» **DIRECTIVE**
Transcribe the records below exactly as they appear, omitting any pictures.

━━ TASK INPUT ━━

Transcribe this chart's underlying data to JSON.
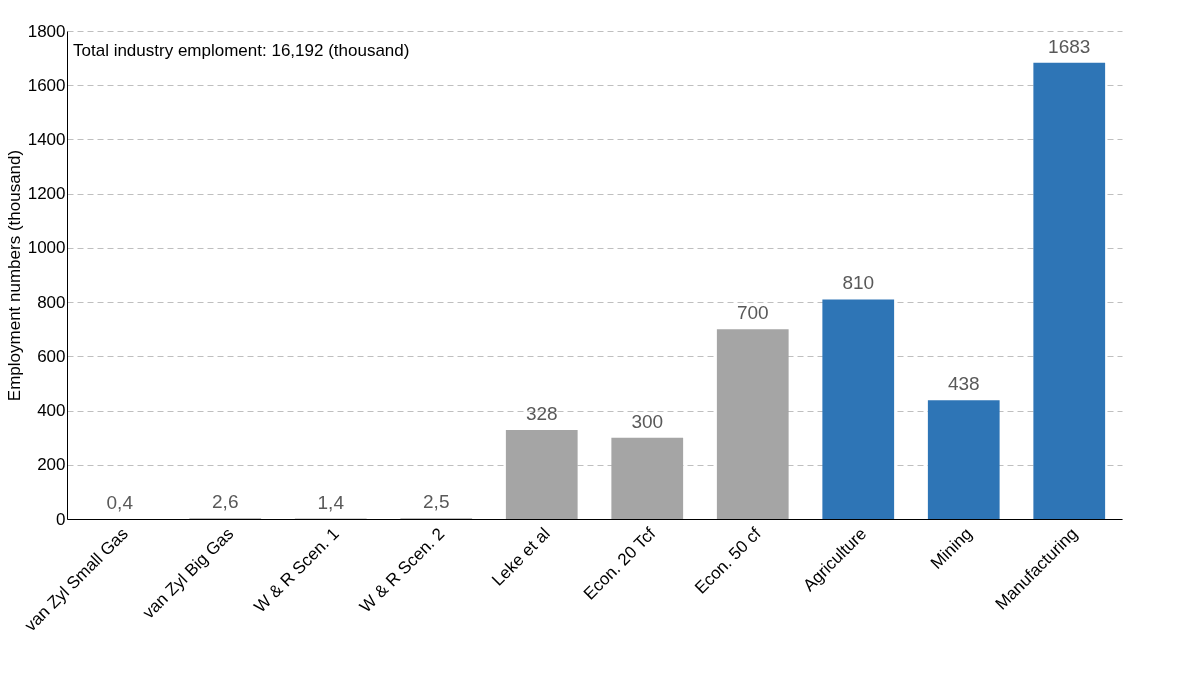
{
  "chart_data": {
    "type": "bar",
    "ylabel": "Employment numbers (thousand)",
    "annotations": [
      "Total industry emploment: 16,192 (thousand)"
    ],
    "categories": [
      "van Zyl Small Gas",
      "van Zyl Big Gas",
      "W & R Scen. 1",
      "W & R Scen. 2",
      "Leke et al",
      "Econ. 20 Tcf",
      "Econ. 50 cf",
      "Agriculture",
      "Mining",
      "Manufacturing"
    ],
    "values": [
      0.4,
      2.6,
      1.4,
      2.5,
      328,
      300,
      700,
      810,
      438,
      1683
    ],
    "value_labels": [
      "0,4",
      "2,6",
      "1,4",
      "2,5",
      "328",
      "300",
      "700",
      "810",
      "438",
      "1683"
    ],
    "colors": [
      "#a5a5a5",
      "#a5a5a5",
      "#a5a5a5",
      "#a5a5a5",
      "#a5a5a5",
      "#a5a5a5",
      "#a5a5a5",
      "#2e75b6",
      "#2e75b6",
      "#2e75b6"
    ],
    "ylim": [
      0,
      1800
    ],
    "yticks": [
      0,
      200,
      400,
      600,
      800,
      1000,
      1200,
      1400,
      1600,
      1800
    ],
    "grid": "y"
  }
}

━━━

» **FINAL ANSWER**
Transcribe this chart's underlying data to JSON.
{
  "chart_data": {
    "type": "bar",
    "ylabel": "Employment numbers (thousand)",
    "annotations": [
      "Total industry emploment: 16,192 (thousand)"
    ],
    "categories": [
      "van Zyl Small Gas",
      "van Zyl Big Gas",
      "W & R Scen. 1",
      "W & R Scen. 2",
      "Leke et al",
      "Econ. 20 Tcf",
      "Econ. 50 cf",
      "Agriculture",
      "Mining",
      "Manufacturing"
    ],
    "values": [
      0.4,
      2.6,
      1.4,
      2.5,
      328,
      300,
      700,
      810,
      438,
      1683
    ],
    "value_labels": [
      "0,4",
      "2,6",
      "1,4",
      "2,5",
      "328",
      "300",
      "700",
      "810",
      "438",
      "1683"
    ],
    "colors": [
      "#a5a5a5",
      "#a5a5a5",
      "#a5a5a5",
      "#a5a5a5",
      "#a5a5a5",
      "#a5a5a5",
      "#a5a5a5",
      "#2e75b6",
      "#2e75b6",
      "#2e75b6"
    ],
    "ylim": [
      0,
      1800
    ],
    "yticks": [
      0,
      200,
      400,
      600,
      800,
      1000,
      1200,
      1400,
      1600,
      1800
    ],
    "grid": "y"
  }
}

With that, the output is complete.